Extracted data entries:
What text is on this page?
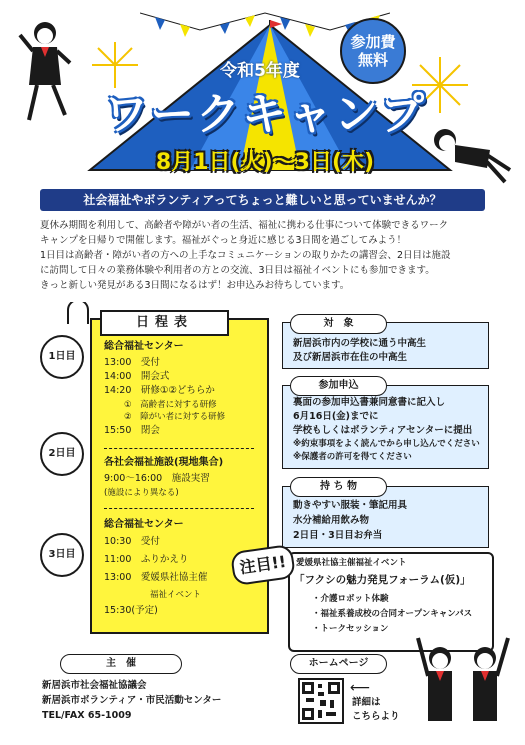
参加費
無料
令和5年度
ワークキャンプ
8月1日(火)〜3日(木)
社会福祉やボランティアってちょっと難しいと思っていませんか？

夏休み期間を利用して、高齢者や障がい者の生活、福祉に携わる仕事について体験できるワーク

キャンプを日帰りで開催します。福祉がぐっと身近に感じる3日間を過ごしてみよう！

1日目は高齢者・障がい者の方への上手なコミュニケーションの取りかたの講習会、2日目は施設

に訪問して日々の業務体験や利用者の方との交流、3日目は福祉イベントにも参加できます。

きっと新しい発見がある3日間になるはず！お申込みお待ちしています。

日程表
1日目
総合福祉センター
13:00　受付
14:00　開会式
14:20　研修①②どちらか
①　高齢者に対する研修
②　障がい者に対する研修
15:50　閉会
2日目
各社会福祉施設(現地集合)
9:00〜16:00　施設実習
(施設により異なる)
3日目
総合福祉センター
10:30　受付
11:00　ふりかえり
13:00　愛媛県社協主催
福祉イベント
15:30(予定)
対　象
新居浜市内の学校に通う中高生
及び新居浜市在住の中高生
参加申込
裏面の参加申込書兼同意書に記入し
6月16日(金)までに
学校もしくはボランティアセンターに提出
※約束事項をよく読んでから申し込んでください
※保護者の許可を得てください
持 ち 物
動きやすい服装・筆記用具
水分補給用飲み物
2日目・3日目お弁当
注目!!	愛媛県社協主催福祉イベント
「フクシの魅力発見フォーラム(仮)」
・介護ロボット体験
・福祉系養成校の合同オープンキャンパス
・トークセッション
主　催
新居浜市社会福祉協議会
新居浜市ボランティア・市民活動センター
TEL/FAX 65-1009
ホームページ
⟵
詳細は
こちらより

• _PROBLEM_:
Pictures stay out; repeat all the rest of the records exactly.

• _REPLY_:
What text is on this page?
参加費
無料
令和5年度
ワークキャンプ
8月1日(火)〜3日(木)
社会福祉やボランティアってちょっと難しいと思っていませんか？

夏休み期間を利用して、高齢者や障がい者の生活、福祉に携わる仕事について体験できるワーク

キャンプを日帰りで開催します。福祉がぐっと身近に感じる3日間を過ごしてみよう！

1日目は高齢者・障がい者の方への上手なコミュニケーションの取りかたの講習会、2日目は施設

に訪問して日々の業務体験や利用者の方との交流、3日目は福祉イベントにも参加できます。

きっと新しい発見がある3日間になるはず！お申込みお待ちしています。

日程表
1日目
総合福祉センター
13:00　受付
14:00　開会式
14:20　研修①②どちらか
①　高齢者に対する研修
②　障がい者に対する研修
15:50　閉会
2日目
各社会福祉施設(現地集合)
9:00〜16:00　施設実習
(施設により異なる)
3日目
総合福祉センター
10:30　受付
11:00　ふりかえり
13:00　愛媛県社協主催
福祉イベント
15:30(予定)
対　象
新居浜市内の学校に通う中高生
及び新居浜市在住の中高生
参加申込
裏面の参加申込書兼同意書に記入し
6月16日(金)までに
学校もしくはボランティアセンターに提出
※約束事項をよく読んでから申し込んでください
※保護者の許可を得てください
持 ち 物
動きやすい服装・筆記用具
水分補給用飲み物
2日目・3日目お弁当
注目!!	愛媛県社協主催福祉イベント
「フクシの魅力発見フォーラム(仮)」
・介護ロボット体験
・福祉系養成校の合同オープンキャンパス
・トークセッション
主　催
新居浜市社会福祉協議会
新居浜市ボランティア・市民活動センター
TEL/FAX 65-1009
ホームページ
⟵
詳細は
こちらより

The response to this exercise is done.